(THE TASK)
Your task is to locate every line holding the string "indvandrere" and to copy each of them.

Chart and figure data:
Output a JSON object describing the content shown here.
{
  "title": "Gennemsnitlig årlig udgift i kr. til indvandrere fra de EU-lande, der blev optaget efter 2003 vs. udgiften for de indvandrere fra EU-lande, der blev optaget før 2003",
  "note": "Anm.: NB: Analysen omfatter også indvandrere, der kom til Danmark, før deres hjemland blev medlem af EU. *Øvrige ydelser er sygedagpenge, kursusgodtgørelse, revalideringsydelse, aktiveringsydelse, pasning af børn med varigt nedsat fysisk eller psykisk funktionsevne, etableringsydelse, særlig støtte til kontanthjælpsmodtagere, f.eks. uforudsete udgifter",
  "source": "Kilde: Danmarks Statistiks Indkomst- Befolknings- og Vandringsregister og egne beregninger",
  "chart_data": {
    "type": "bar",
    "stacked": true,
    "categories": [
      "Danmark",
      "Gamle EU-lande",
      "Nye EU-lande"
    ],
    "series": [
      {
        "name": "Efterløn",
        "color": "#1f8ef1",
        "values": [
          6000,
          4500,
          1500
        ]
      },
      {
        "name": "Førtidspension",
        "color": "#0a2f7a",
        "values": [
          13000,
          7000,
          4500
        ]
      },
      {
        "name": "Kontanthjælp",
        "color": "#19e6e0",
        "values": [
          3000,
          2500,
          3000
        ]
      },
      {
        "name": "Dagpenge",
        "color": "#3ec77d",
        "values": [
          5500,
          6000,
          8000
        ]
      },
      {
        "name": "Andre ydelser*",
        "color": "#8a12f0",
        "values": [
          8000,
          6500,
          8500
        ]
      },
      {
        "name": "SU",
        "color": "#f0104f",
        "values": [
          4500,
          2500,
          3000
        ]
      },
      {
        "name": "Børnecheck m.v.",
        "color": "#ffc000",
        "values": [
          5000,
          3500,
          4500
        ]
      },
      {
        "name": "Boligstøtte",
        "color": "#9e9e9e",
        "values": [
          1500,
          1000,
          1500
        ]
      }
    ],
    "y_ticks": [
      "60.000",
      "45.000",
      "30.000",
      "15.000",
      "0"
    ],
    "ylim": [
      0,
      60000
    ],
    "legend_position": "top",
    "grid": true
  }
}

(RESULT FOR THIS TASK)
  "title": "Gennemsnitlig årlig udgift i kr. til indvandrere fra de EU-lande, der blev optaget efter 2003 vs. udgiften for de indvandrere fra EU-lande, der blev optaget før 2003",
  "note": "Anm.: NB: Analysen omfatter også indvandrere, der kom til Danmark, før deres hjemland blev medlem af EU. *Øvrige ydelser er sygedagpenge, kursusgodtgørelse, revalideringsydelse, aktiveringsydelse, pasning af børn med varigt nedsat fysisk eller psykisk funktionsevne, etableringsydelse, særlig støtte til kontanthjælpsmodtagere, f.eks. uforudsete udgifter",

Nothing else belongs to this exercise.